Problem description.
In full and without deviation, write out the entries that follow.

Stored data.

START

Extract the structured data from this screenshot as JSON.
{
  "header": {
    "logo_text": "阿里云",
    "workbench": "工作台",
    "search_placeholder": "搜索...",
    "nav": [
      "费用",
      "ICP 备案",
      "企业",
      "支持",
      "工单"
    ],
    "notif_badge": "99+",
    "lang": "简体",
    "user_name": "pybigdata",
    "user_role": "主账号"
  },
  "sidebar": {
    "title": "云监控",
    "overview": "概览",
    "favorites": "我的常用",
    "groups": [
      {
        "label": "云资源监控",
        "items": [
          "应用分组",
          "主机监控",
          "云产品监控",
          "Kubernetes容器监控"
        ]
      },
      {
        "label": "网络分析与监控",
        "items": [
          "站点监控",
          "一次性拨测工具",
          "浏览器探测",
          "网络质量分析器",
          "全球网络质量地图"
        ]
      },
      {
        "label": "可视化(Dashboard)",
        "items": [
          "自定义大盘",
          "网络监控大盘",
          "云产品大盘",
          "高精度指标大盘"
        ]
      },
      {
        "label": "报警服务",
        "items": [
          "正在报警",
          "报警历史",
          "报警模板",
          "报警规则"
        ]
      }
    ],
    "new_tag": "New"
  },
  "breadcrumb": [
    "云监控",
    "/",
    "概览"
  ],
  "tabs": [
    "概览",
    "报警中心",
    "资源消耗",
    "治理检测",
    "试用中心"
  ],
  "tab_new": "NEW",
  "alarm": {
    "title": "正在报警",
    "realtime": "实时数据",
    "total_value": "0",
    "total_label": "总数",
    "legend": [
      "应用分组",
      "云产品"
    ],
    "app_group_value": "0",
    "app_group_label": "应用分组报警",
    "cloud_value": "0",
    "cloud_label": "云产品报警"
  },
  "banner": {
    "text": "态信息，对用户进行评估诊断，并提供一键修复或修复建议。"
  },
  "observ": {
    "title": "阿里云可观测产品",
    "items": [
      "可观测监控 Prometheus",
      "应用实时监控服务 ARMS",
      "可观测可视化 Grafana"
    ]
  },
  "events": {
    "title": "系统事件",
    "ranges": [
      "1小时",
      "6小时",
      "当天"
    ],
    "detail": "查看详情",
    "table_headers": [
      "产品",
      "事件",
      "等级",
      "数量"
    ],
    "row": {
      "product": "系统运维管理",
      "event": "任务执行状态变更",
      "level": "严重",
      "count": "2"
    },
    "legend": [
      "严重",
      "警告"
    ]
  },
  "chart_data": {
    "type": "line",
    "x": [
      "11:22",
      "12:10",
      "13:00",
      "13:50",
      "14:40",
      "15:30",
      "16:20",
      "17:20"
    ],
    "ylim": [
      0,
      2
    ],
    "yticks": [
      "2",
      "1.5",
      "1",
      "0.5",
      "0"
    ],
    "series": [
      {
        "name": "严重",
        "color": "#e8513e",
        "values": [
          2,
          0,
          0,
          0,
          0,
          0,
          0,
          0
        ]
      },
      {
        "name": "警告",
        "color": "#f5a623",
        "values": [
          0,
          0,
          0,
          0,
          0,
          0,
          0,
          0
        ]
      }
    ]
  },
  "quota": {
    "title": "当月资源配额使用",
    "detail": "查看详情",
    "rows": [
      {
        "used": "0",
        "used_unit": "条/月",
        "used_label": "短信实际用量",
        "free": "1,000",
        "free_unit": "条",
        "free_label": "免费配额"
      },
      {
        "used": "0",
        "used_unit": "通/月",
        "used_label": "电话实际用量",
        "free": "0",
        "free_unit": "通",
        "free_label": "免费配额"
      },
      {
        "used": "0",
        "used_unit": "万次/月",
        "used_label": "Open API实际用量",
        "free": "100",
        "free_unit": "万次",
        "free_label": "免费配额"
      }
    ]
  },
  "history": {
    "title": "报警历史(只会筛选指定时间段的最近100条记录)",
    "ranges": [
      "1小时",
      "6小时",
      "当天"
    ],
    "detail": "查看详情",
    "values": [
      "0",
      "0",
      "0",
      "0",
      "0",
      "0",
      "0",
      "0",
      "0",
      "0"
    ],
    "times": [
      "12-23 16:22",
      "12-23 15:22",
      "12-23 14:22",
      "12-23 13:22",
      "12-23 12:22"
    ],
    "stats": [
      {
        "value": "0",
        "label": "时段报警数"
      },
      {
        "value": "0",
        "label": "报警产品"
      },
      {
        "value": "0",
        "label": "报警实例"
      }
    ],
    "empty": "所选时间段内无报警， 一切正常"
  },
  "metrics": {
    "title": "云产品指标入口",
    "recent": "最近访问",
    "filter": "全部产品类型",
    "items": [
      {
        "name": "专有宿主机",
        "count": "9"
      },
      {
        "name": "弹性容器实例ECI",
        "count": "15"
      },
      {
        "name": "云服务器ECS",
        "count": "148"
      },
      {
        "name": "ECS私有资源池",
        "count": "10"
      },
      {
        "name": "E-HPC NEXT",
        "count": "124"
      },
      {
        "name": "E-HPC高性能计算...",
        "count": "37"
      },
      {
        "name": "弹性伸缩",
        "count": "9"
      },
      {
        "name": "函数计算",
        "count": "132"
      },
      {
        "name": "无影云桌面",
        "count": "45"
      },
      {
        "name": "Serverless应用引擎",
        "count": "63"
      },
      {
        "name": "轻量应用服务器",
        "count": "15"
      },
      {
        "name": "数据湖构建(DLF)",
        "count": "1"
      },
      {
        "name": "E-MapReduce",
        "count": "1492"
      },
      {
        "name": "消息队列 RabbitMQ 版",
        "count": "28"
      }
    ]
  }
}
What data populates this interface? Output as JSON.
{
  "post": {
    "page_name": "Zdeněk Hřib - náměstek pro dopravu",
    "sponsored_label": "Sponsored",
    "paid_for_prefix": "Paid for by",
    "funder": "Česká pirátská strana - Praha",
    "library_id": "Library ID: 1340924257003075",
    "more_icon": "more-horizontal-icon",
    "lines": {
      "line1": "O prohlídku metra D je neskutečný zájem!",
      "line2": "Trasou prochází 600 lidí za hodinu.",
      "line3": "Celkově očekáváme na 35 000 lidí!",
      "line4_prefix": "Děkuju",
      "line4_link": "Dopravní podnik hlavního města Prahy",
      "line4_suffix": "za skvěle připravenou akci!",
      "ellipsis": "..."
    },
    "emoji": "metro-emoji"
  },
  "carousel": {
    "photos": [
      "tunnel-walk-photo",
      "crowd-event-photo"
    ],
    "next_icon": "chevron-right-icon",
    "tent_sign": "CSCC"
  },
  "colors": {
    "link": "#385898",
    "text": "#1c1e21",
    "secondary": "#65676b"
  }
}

END

Expected output.
Extract the structured data from this screenshot as JSON.
{
  "header": {
    "logo_text": "阿里云",
    "workbench": "工作台",
    "search_placeholder": "搜索...",
    "nav": [
      "费用",
      "ICP 备案",
      "企业",
      "支持",
      "工单"
    ],
    "notif_badge": "99+",
    "lang": "简体",
    "user_name": "pybigdata",
    "user_role": "主账号"
  },
  "sidebar": {
    "title": "云监控",
    "overview": "概览",
    "favorites": "我的常用",
    "groups": [
      {
        "label": "云资源监控",
        "items": [
          "应用分组",
          "主机监控",
          "云产品监控",
          "Kubernetes容器监控"
        ]
      },
      {
        "label": "网络分析与监控",
        "items": [
          "站点监控",
          "一次性拨测工具",
          "浏览器探测",
          "网络质量分析器",
          "全球网络质量地图"
        ]
      },
      {
        "label": "可视化(Dashboard)",
        "items": [
          "自定义大盘",
          "网络监控大盘",
          "云产品大盘",
          "高精度指标大盘"
        ]
      },
      {
        "label": "报警服务",
        "items": [
          "正在报警",
          "报警历史",
          "报警模板",
          "报警规则"
        ]
      }
    ],
    "new_tag": "New"
  },
  "breadcrumb": [
    "云监控",
    "/",
    "概览"
  ],
  "tabs": [
    "概览",
    "报警中心",
    "资源消耗",
    "治理检测",
    "试用中心"
  ],
  "tab_new": "NEW",
  "alarm": {
    "title": "正在报警",
    "realtime": "实时数据",
    "total_value": "0",
    "total_label": "总数",
    "legend": [
      "应用分组",
      "云产品"
    ],
    "app_group_value": "0",
    "app_group_label": "应用分组报警",
    "cloud_value": "0",
    "cloud_label": "云产品报警"
  },
  "banner": {
    "text": "态信息，对用户进行评估诊断，并提供一键修复或修复建议。"
  },
  "observ": {
    "title": "阿里云可观测产品",
    "items": [
      "可观测监控 Prometheus",
      "应用实时监控服务 ARMS",
      "可观测可视化 Grafana"
    ]
  },
  "events": {
    "title": "系统事件",
    "ranges": [
      "1小时",
      "6小时",
      "当天"
    ],
    "detail": "查看详情",
    "table_headers": [
      "产品",
      "事件",
      "等级",
      "数量"
    ],
    "row": {
      "product": "系统运维管理",
      "event": "任务执行状态变更",
      "level": "严重",
      "count": "2"
    },
    "legend": [
      "严重",
      "警告"
    ]
  },
  "chart_data": {
    "type": "line",
    "x": [
      "11:22",
      "12:10",
      "13:00",
      "13:50",
      "14:40",
      "15:30",
      "16:20",
      "17:20"
    ],
    "ylim": [
      0,
      2
    ],
    "yticks": [
      "2",
      "1.5",
      "1",
      "0.5",
      "0"
    ],
    "series": [
      {
        "name": "严重",
        "color": "#e8513e",
        "values": [
          2,
          0,
          0,
          0,
          0,
          0,
          0,
          0
        ]
      },
      {
        "name": "警告",
        "color": "#f5a623",
        "values": [
          0,
          0,
          0,
          0,
          0,
          0,
          0,
          0
        ]
      }
    ]
  },
  "quota": {
    "title": "当月资源配额使用",
    "detail": "查看详情",
    "rows": [
      {
        "used": "0",
        "used_unit": "条/月",
        "used_label": "短信实际用量",
        "free": "1,000",
        "free_unit": "条",
        "free_label": "免费配额"
      },
      {
        "used": "0",
        "used_unit": "通/月",
        "used_label": "电话实际用量",
        "free": "0",
        "free_unit": "通",
        "free_label": "免费配额"
      },
      {
        "used": "0",
        "used_unit": "万次/月",
        "used_label": "Open API实际用量",
        "free": "100",
        "free_unit": "万次",
        "free_label": "免费配额"
      }
    ]
  },
  "history": {
    "title": "报警历史(只会筛选指定时间段的最近100条记录)",
    "ranges": [
      "1小时",
      "6小时",
      "当天"
    ],
    "detail": "查看详情",
    "values": [
      "0",
      "0",
      "0",
      "0",
      "0",
      "0",
      "0",
      "0",
      "0",
      "0"
    ],
    "times": [
      "12-23 16:22",
      "12-23 15:22",
      "12-23 14:22",
      "12-23 13:22",
      "12-23 12:22"
    ],
    "stats": [
      {
        "value": "0",
        "label": "时段报警数"
      },
      {
        "value": "0",
        "label": "报警产品"
      },
      {
        "value": "0",
        "label": "报警实例"
      }
    ],
    "empty": "所选时间段内无报警， 一切正常"
  },
  "metrics": {
    "title": "云产品指标入口",
    "recent": "最近访问",
    "filter": "全部产品类型",
    "items": [
      {
        "name": "专有宿主机",
        "count": "9"
      },
      {
        "name": "弹性容器实例ECI",
        "count": "15"
      },
      {
        "name": "云服务器ECS",
        "count": "148"
      },
      {
        "name": "ECS私有资源池",
        "count": "10"
      },
      {
        "name": "E-HPC NEXT",
        "count": "124"
      },
      {
        "name": "E-HPC高性能计算...",
        "count": "37"
      },
      {
        "name": "弹性伸缩",
        "count": "9"
      },
      {
        "name": "函数计算",
        "count": "132"
      },
      {
        "name": "无影云桌面",
        "count": "45"
      },
      {
        "name": "Serverless应用引擎",
        "count": "63"
      },
      {
        "name": "轻量应用服务器",
        "count": "15"
      },
      {
        "name": "数据湖构建(DLF)",
        "count": "1"
      },
      {
        "name": "E-MapReduce",
        "count": "1492"
      },
      {
        "name": "消息队列 RabbitMQ 版",
        "count": "28"
      }
    ]
  }
}
What data populates this interface? Output as JSON.
{
  "post": {
    "page_name": "Zdeněk Hřib - náměstek pro dopravu",
    "sponsored_label": "Sponsored",
    "paid_for_prefix": "Paid for by",
    "funder": "Česká pirátská strana - Praha",
    "library_id": "Library ID: 1340924257003075",
    "more_icon": "more-horizontal-icon",
    "lines": {
      "line1": "O prohlídku metra D je neskutečný zájem!",
      "line2": "Trasou prochází 600 lidí za hodinu.",
      "line3": "Celkově očekáváme na 35 000 lidí!",
      "line4_prefix": "Děkuju",
      "line4_link": "Dopravní podnik hlavního města Prahy",
      "line4_suffix": "za skvěle připravenou akci!",
      "ellipsis": "..."
    },
    "emoji": "metro-emoji"
  },
  "carousel": {
    "photos": [
      "tunnel-walk-photo",
      "crowd-event-photo"
    ],
    "next_icon": "chevron-right-icon",
    "tent_sign": "CSCC"
  },
  "colors": {
    "link": "#385898",
    "text": "#1c1e21",
    "secondary": "#65676b"
  }
}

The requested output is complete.